• _Source data_:
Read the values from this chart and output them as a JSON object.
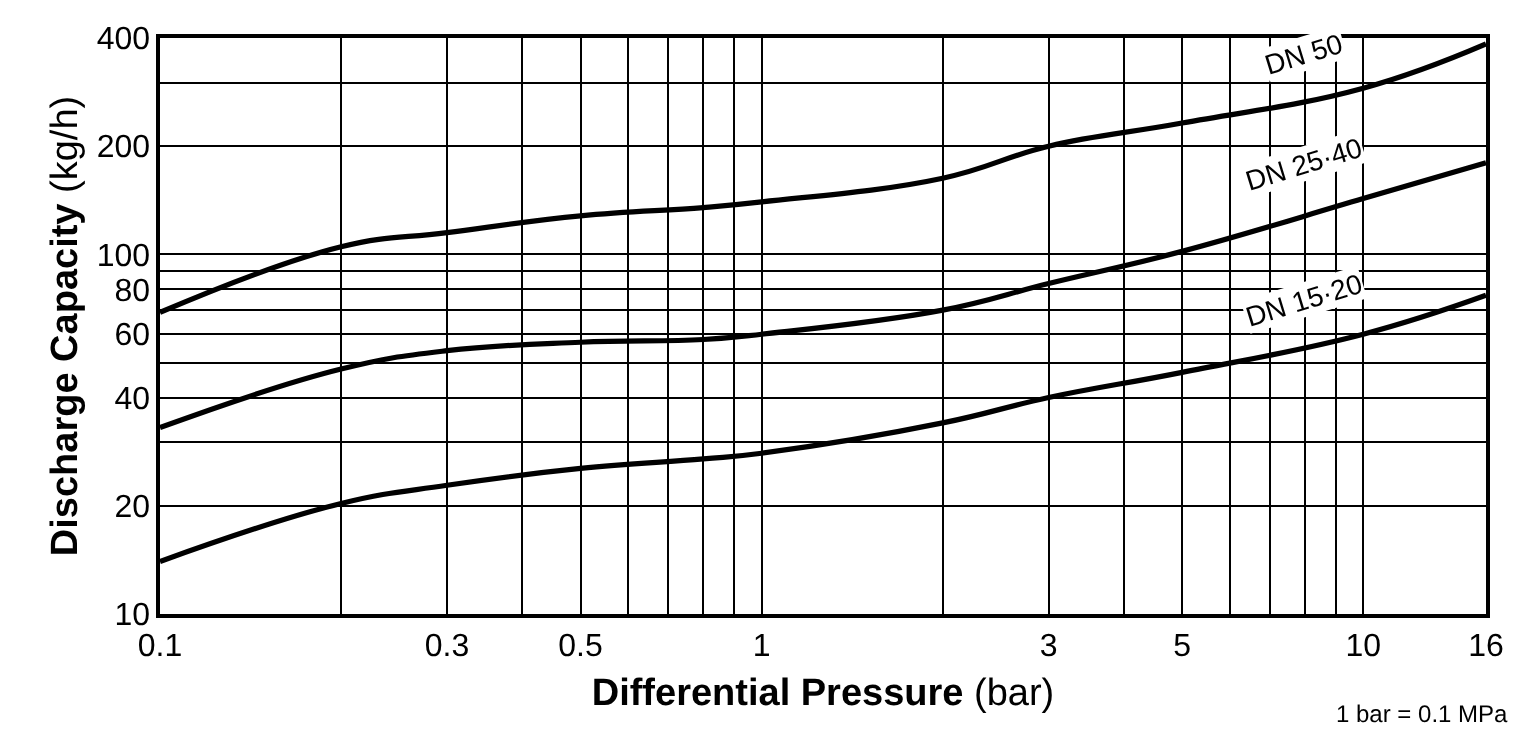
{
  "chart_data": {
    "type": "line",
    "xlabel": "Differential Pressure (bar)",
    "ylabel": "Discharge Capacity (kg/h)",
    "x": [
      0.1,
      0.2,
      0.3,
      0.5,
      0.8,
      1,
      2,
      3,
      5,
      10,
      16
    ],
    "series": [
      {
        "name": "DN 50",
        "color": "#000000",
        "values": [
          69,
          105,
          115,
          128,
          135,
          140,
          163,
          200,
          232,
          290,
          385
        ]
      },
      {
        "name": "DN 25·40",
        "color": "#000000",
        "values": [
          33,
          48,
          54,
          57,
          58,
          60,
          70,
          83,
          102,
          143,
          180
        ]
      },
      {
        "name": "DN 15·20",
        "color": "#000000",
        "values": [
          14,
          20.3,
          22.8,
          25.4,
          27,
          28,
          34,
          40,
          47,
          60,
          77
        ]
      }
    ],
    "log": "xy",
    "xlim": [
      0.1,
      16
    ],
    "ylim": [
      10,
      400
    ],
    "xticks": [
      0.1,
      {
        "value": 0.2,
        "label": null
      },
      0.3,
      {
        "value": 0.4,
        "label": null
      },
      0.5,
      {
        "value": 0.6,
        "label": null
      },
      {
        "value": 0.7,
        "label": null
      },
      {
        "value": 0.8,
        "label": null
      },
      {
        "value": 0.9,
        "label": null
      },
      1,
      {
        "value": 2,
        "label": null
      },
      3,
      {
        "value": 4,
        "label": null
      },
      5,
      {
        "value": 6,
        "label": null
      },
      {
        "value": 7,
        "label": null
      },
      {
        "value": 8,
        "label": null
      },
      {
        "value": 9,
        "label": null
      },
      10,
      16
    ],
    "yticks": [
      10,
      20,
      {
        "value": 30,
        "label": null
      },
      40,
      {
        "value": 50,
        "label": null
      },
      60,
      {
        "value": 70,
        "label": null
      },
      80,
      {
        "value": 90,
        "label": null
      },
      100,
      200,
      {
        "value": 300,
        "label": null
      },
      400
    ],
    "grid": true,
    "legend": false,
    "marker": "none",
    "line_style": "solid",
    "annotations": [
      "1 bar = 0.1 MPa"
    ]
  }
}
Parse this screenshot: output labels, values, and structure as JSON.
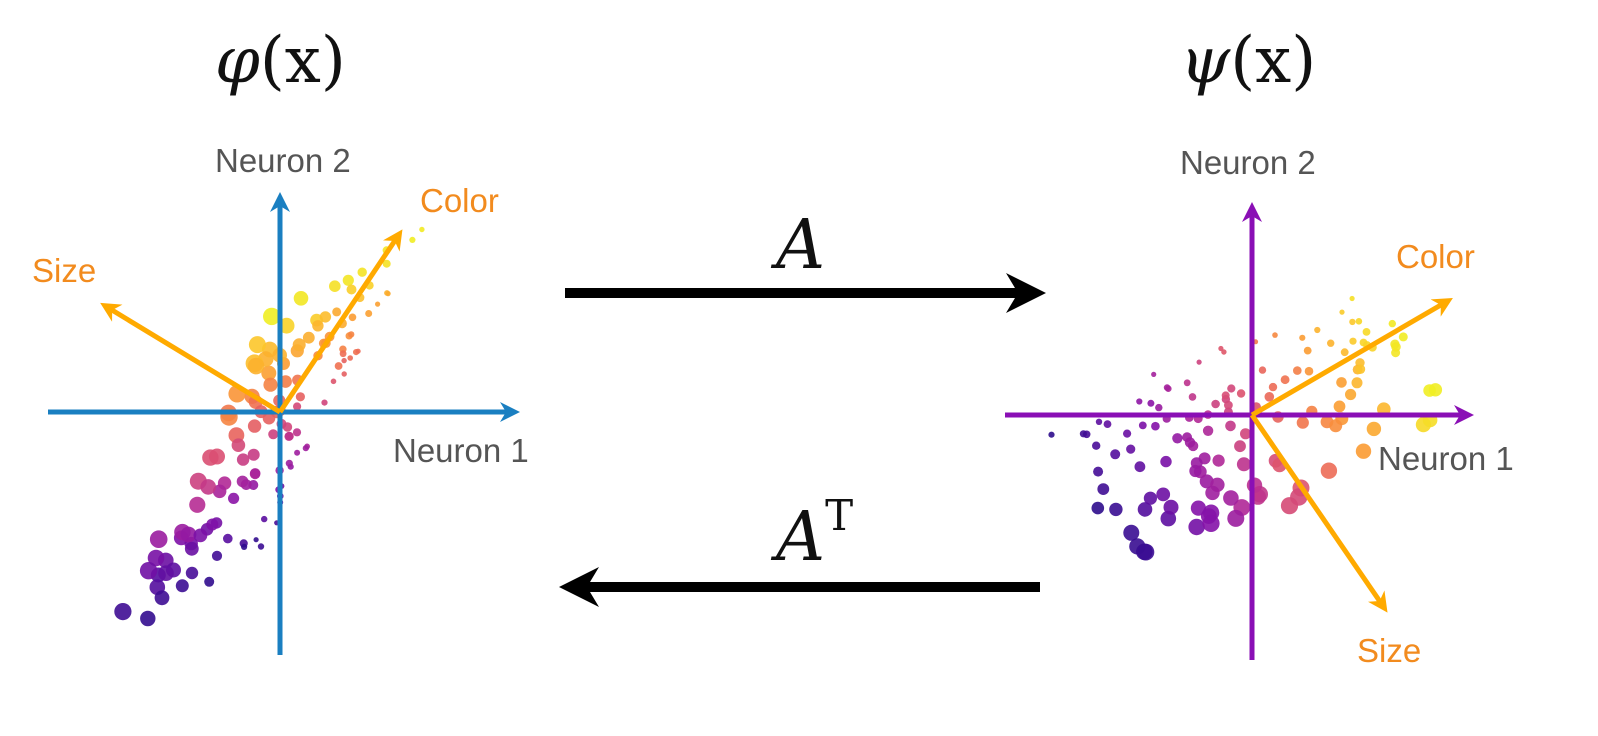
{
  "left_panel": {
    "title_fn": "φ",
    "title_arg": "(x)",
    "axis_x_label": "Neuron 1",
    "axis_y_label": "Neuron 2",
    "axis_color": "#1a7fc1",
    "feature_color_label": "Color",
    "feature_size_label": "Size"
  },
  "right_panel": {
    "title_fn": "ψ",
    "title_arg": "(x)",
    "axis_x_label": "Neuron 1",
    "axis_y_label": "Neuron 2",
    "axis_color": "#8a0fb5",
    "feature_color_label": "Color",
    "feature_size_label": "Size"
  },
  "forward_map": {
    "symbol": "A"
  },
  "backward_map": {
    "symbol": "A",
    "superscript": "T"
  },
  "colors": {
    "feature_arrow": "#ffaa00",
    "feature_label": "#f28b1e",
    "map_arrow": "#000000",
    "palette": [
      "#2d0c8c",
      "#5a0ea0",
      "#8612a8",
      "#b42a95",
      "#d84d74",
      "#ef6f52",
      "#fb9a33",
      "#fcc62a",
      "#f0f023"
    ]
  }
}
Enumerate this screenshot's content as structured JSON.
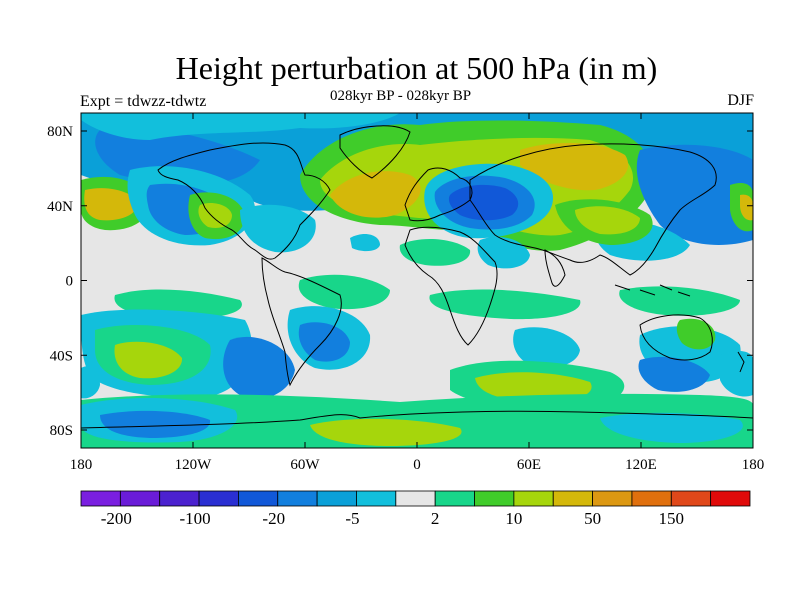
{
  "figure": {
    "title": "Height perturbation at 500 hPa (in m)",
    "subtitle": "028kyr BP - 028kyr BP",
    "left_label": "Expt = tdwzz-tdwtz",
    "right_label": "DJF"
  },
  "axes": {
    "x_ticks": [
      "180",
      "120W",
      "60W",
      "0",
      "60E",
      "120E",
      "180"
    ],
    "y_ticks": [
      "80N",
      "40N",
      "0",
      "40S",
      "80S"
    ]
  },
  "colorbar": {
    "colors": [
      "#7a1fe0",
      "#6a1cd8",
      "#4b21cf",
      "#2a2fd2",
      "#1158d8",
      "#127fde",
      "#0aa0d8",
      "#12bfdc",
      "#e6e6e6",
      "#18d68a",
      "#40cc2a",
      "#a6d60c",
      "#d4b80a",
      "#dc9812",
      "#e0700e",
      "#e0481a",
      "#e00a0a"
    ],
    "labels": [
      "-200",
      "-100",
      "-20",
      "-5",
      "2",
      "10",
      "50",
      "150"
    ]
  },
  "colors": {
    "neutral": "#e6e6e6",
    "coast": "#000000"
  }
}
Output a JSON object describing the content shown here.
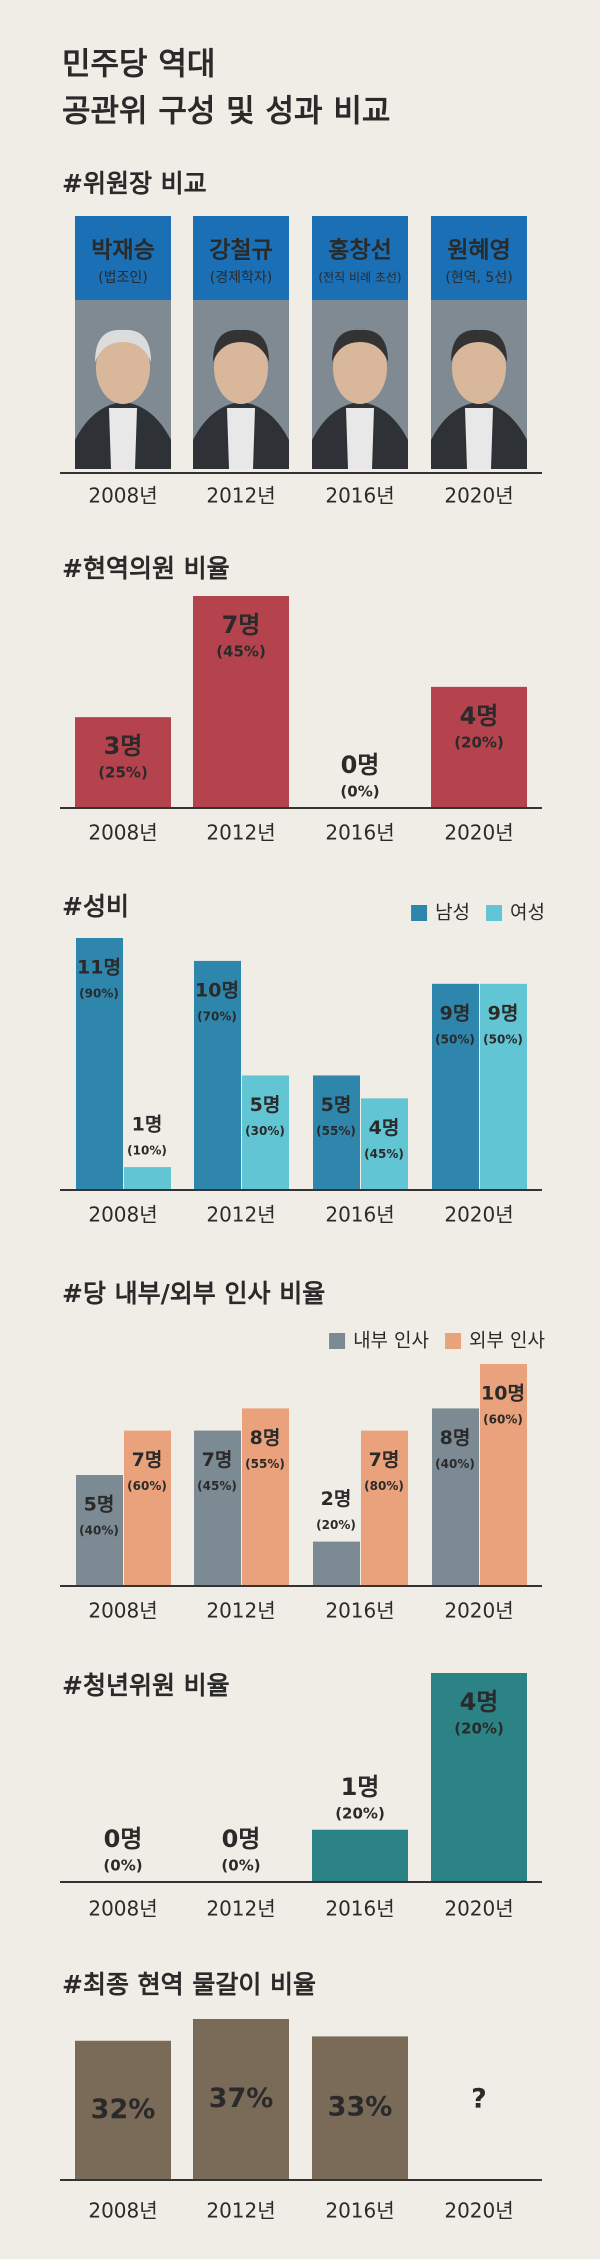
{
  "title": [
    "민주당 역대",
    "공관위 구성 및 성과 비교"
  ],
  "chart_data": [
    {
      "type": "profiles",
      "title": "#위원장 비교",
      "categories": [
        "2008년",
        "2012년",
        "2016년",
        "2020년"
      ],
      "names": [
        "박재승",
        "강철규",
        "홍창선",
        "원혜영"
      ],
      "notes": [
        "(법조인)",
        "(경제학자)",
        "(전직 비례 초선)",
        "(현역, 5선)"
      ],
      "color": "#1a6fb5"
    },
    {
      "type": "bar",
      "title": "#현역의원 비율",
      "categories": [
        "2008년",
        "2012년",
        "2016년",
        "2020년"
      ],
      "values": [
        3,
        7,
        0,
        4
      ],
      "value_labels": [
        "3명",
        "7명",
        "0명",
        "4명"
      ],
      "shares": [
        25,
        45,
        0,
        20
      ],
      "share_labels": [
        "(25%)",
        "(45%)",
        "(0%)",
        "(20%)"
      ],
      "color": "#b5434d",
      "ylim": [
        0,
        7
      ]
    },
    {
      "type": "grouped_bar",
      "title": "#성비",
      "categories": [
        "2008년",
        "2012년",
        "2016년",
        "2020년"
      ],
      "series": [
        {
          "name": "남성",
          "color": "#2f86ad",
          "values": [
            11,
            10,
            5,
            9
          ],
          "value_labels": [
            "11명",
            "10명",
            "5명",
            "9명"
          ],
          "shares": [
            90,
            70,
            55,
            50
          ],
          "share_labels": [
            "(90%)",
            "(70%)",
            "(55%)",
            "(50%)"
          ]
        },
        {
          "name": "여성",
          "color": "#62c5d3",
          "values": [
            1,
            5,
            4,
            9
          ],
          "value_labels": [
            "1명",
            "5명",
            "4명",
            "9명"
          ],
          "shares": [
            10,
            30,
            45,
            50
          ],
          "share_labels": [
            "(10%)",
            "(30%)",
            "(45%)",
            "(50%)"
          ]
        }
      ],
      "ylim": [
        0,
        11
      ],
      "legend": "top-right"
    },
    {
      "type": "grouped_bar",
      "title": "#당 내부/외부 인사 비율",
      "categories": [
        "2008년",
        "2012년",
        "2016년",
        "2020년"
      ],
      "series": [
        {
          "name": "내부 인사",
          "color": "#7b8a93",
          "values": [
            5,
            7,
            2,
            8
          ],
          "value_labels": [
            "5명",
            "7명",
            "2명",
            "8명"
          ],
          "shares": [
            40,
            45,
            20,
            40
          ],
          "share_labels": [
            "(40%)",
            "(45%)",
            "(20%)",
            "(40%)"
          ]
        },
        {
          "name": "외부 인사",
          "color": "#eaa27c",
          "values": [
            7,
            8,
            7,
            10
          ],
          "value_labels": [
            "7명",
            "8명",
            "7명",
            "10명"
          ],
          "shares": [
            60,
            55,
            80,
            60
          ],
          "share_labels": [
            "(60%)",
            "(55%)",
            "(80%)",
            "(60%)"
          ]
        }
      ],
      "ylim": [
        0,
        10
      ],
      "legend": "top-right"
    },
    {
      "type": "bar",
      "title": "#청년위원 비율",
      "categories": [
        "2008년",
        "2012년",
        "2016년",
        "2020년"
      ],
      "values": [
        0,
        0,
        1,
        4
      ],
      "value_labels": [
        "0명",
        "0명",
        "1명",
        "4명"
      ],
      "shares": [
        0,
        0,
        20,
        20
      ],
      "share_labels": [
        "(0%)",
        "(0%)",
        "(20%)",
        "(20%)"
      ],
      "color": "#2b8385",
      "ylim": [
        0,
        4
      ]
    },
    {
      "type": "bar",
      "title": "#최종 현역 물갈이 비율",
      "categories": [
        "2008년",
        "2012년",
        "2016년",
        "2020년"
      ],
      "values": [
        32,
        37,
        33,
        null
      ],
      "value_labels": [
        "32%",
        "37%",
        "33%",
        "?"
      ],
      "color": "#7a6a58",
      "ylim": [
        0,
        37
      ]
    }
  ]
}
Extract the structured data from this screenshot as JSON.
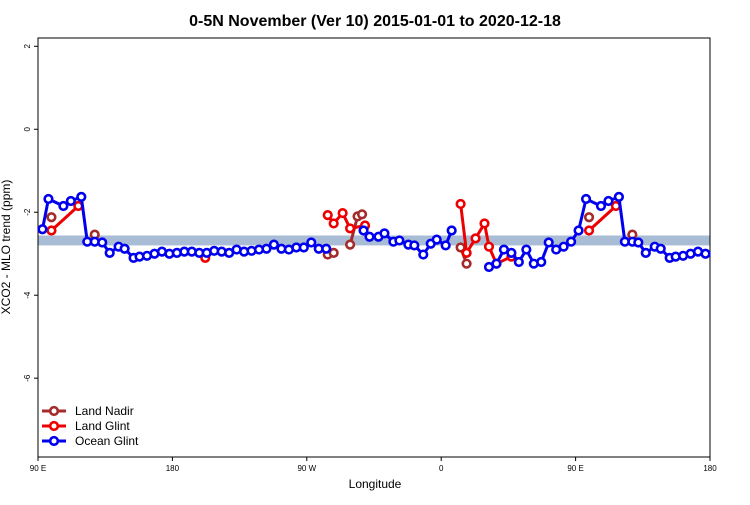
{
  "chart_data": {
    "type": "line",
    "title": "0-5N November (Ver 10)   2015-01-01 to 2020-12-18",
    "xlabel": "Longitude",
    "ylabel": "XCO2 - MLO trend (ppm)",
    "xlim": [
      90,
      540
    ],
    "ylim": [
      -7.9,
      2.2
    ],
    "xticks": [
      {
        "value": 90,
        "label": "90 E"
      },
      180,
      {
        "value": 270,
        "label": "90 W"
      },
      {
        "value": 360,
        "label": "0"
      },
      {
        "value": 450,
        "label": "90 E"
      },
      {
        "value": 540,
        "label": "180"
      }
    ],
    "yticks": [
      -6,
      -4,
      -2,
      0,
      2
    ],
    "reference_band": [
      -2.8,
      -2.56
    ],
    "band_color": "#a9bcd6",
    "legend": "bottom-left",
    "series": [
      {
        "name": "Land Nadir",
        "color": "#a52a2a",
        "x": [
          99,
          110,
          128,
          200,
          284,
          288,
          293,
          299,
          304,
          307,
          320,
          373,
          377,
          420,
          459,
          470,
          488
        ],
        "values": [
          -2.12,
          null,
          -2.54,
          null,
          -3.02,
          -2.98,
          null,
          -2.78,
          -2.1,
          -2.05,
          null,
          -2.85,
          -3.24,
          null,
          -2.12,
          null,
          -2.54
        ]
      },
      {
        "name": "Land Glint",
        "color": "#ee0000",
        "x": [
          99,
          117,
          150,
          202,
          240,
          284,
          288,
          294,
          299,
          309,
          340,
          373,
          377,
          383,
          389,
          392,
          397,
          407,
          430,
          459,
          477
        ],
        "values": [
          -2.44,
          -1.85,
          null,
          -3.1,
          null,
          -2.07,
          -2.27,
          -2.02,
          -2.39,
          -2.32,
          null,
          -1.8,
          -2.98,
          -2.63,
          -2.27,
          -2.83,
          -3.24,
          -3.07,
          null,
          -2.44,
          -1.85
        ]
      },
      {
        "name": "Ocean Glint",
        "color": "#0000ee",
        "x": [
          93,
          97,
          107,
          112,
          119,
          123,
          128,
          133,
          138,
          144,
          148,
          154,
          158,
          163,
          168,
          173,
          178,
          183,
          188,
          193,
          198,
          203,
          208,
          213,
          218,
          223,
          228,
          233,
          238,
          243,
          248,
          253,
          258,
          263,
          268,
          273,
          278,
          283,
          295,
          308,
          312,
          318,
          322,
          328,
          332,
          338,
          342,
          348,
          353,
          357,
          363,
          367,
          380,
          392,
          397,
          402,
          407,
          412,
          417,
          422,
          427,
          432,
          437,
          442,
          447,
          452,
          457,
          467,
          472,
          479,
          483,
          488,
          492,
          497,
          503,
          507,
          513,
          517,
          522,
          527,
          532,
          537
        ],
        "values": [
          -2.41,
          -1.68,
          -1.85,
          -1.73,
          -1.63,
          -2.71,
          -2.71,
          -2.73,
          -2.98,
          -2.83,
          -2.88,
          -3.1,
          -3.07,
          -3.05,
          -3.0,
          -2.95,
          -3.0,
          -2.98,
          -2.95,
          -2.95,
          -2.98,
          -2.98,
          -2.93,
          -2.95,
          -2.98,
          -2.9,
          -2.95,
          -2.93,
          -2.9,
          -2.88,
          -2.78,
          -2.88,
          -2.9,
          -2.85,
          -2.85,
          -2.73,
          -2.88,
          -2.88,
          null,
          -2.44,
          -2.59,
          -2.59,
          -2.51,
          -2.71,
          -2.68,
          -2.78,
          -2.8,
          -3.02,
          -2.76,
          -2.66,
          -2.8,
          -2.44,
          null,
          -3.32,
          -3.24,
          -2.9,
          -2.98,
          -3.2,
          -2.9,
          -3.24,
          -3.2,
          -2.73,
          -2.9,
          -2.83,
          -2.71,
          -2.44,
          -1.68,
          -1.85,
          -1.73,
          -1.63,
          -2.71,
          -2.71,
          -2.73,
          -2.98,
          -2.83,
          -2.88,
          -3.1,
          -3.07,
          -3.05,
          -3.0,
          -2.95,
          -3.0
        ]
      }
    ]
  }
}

• _What the task asks_:
Looking at the records above, report how many lines contain the word "legend". Answer with the number only.

• _Response to the exercise_:
4